▶ **Brief**: Whenever a line below holds the word "allerdings", copy that line.

Transcript entries for document pages
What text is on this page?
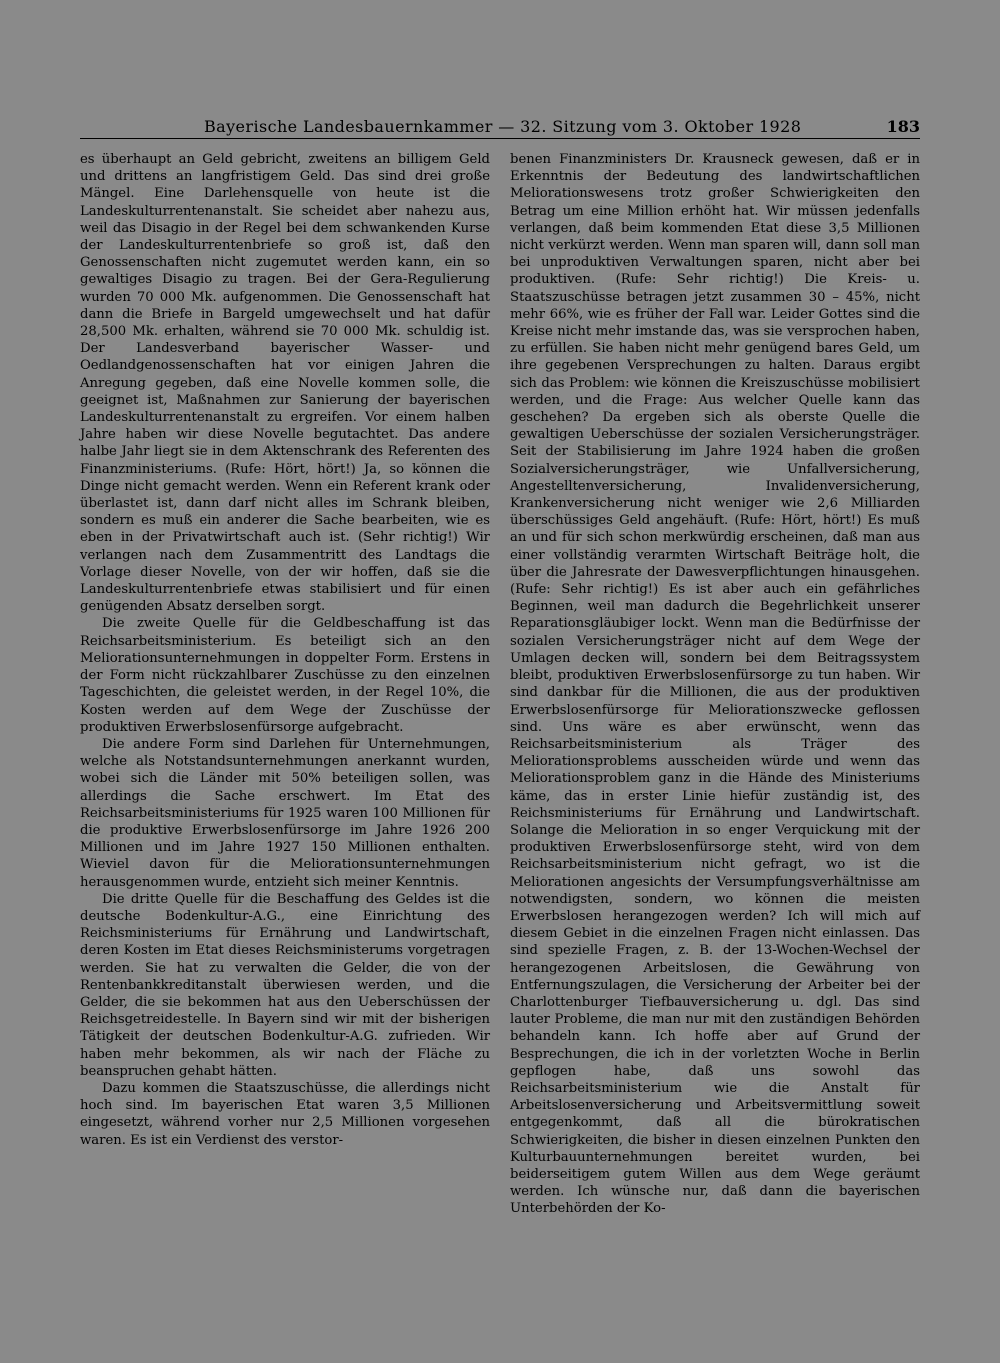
Bayerische Landesbauernkammer — 32. Sitzung vom 3. Oktober 1928	183

es überhaupt an Geld gebricht, zweitens an billigem Geld und drittens an langfristigem Geld. Das sind drei große Mängel. Eine Darlehensquelle von heute ist die Landeskulturrentenanstalt. Sie scheidet aber nahezu aus, weil das Disagio in der Regel bei dem schwankenden Kurse der Landeskulturrentenbriefe so groß ist, daß den Genossenschaften nicht zugemutet werden kann, ein so gewaltiges Disagio zu tragen. Bei der Gera-Regulierung wurden 70 000 Mk. aufgenommen. Die Genossenschaft hat dann die Briefe in Bargeld umgewechselt und hat dafür 28,500 Mk. erhalten, während sie 70 000 Mk. schuldig ist. Der Landesverband bayerischer Wasser- und Oedlandgenossenschaften hat vor einigen Jahren die Anregung gegeben, daß eine Novelle kommen solle, die geeignet ist, Maßnahmen zur Sanierung der bayerischen Landeskulturrentenanstalt zu ergreifen. Vor einem halben Jahre haben wir diese Novelle begutachtet. Das andere halbe Jahr liegt sie in dem Aktenschrank des Referenten des Finanzministeriums. (Rufe: Hört, hört!) Ja, so können die Dinge nicht gemacht werden. Wenn ein Referent krank oder überlastet ist, dann darf nicht alles im Schrank bleiben, sondern es muß ein anderer die Sache bearbeiten, wie es eben in der Privatwirtschaft auch ist. (Sehr richtig!) Wir verlangen nach dem Zusammentritt des Landtags die Vorlage dieser Novelle, von der wir hoffen, daß sie die Landeskulturrentenbriefe etwas stabilisiert und für einen genügenden Absatz derselben sorgt.

Die zweite Quelle für die Geldbeschaffung ist das Reichsarbeitsministerium. Es beteiligt sich an den Meliorationsunternehmungen in doppelter Form. Erstens in der Form nicht rückzahlbarer Zuschüsse zu den einzelnen Tageschichten, die geleistet werden, in der Regel 10%, die Kosten werden auf dem Wege der Zuschüsse der produktiven Erwerbslosenfürsorge aufgebracht.

Die andere Form sind Darlehen für Unternehmungen, welche als Notstandsunternehmungen anerkannt wurden, wobei sich die Länder mit 50% beteiligen sollen, was allerdings die Sache erschwert. Im Etat des Reichsarbeitsministeriums für 1925 waren 100 Millionen für die produktive Erwerbslosenfürsorge im Jahre 1926 200 Millionen und im Jahre 1927 150 Millionen enthalten. Wieviel davon für die Meliorationsunternehmungen herausgenommen wurde, entzieht sich meiner Kenntnis.

Die dritte Quelle für die Beschaffung des Geldes ist die deutsche Bodenkultur-A.G., eine Einrichtung des Reichsministeriums für Ernährung und Landwirtschaft, deren Kosten im Etat dieses Reichsministerums vorgetragen werden. Sie hat zu verwalten die Gelder, die von der Rentenbankkreditanstalt überwiesen werden, und die Gelder, die sie bekommen hat aus den Ueberschüssen der Reichsgetreidestelle. In Bayern sind wir mit der bisherigen Tätigkeit der deutschen Bodenkultur-A.G. zufrieden. Wir haben mehr bekommen, als wir nach der Fläche zu beanspruchen gehabt hätten.

Dazu kommen die Staatszuschüsse, die allerdings nicht hoch sind. Im bayerischen Etat waren 3,5 Millionen eingesetzt, während vorher nur 2,5 Millionen vorgesehen waren. Es ist ein Verdienst des verstor-

benen Finanzministers Dr. Krausneck gewesen, daß er in Erkenntnis der Bedeutung des landwirtschaftlichen Meliorationswesens trotz großer Schwierigkeiten den Betrag um eine Million erhöht hat. Wir müssen jedenfalls verlangen, daß beim kommenden Etat diese 3,5 Millionen nicht verkürzt werden. Wenn man sparen will, dann soll man bei unproduktiven Verwaltungen sparen, nicht aber bei produktiven. (Rufe: Sehr richtig!) Die Kreis- u. Staatszuschüsse betragen jetzt zusammen 30 – 45%, nicht mehr 66%, wie es früher der Fall war. Leider Gottes sind die Kreise nicht mehr imstande das, was sie versprochen haben, zu erfüllen. Sie haben nicht mehr genügend bares Geld, um ihre gegebenen Versprechungen zu halten. Daraus ergibt sich das Problem: wie können die Kreiszuschüsse mobilisiert werden, und die Frage: Aus welcher Quelle kann das geschehen? Da ergeben sich als oberste Quelle die gewaltigen Ueberschüsse der sozialen Versicherungsträger. Seit der Stabilisierung im Jahre 1924 haben die großen Sozialversicherungsträger, wie Unfallversicherung, Angestelltenversicherung, Invalidenversicherung, Krankenversicherung nicht weniger wie 2,6 Milliarden überschüssiges Geld angehäuft. (Rufe: Hört, hört!) Es muß an und für sich schon merkwürdig erscheinen, daß man aus einer vollständig verarmten Wirtschaft Beiträge holt, die über die Jahresrate der Dawesverpflichtungen hinausgehen. (Rufe: Sehr richtig!) Es ist aber auch ein gefährliches Beginnen, weil man dadurch die Begehrlichkeit unserer Reparationsgläubiger lockt. Wenn man die Bedürfnisse der sozialen Versicherungsträger nicht auf dem Wege der Umlagen decken will, sondern bei dem Beitragssystem bleibt, produktiven Erwerbslosenfürsorge zu tun haben. Wir sind dankbar für die Millionen, die aus der produktiven Erwerbslosenfürsorge für Meliorationszwecke geflossen sind. Uns wäre es aber erwünscht, wenn das Reichsarbeitsministerium als Träger des Meliorationsproblems ausscheiden würde und wenn das Meliorationsproblem ganz in die Hände des Ministeriums käme, das in erster Linie hiefür zuständig ist, des Reichsministeriums für Ernährung und Landwirtschaft. Solange die Melioration in so enger Verquickung mit der produktiven Erwerbslosenfürsorge steht, wird von dem Reichsarbeitsministerium nicht gefragt, wo ist die Meliorationen angesichts der Versumpfungsverhältnisse am notwendigsten, sondern, wo können die meisten Erwerbslosen herangezogen werden? Ich will mich auf diesem Gebiet in die einzelnen Fragen nicht einlassen. Das sind spezielle Fragen, z. B. der 13-Wochen-Wechsel der herangezogenen Arbeitslosen, die Gewährung von Entfernungszulagen, die Versicherung der Arbeiter bei der Charlottenburger Tiefbauversicherung u. dgl. Das sind lauter Probleme, die man nur mit den zuständigen Behörden behandeln kann. Ich hoffe aber auf Grund der Besprechungen, die ich in der vorletzten Woche in Berlin gepflogen habe, daß uns sowohl das Reichsarbeitsministerium wie die Anstalt für Arbeitslosenversicherung und Arbeitsvermittlung soweit entgegenkommt, daß all die bürokratischen Schwierigkeiten, die bisher in diesen einzelnen Punkten den Kulturbauunternehmungen bereitet wurden, bei beiderseitigem gutem Willen aus dem Wege geräumt werden. Ich wünsche nur, daß dann die bayerischen Unterbehörden der Ko-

▶ **Answer to this task**:
Die andere Form sind Darlehen für Unternehmungen, welche als Notstandsunternehmungen anerkannt wurden, wobei sich die Länder mit 50% beteiligen sollen, was allerdings die Sache erschwert. Im Etat des Reichsarbeitsministeriums für 1925 waren 100 Millionen für die produktive Erwerbslosenfürsorge im Jahre 1926 200 Millionen und im Jahre 1927 150 Millionen enthalten. Wieviel davon für die Meliorationsunternehmungen herausgenommen wurde, entzieht sich meiner Kenntnis.
Dazu kommen die Staatszuschüsse, die allerdings nicht hoch sind. Im bayerischen Etat waren 3,5 Millionen eingesetzt, während vorher nur 2,5 Millionen vorgesehen waren. Es ist ein Verdienst des verstor-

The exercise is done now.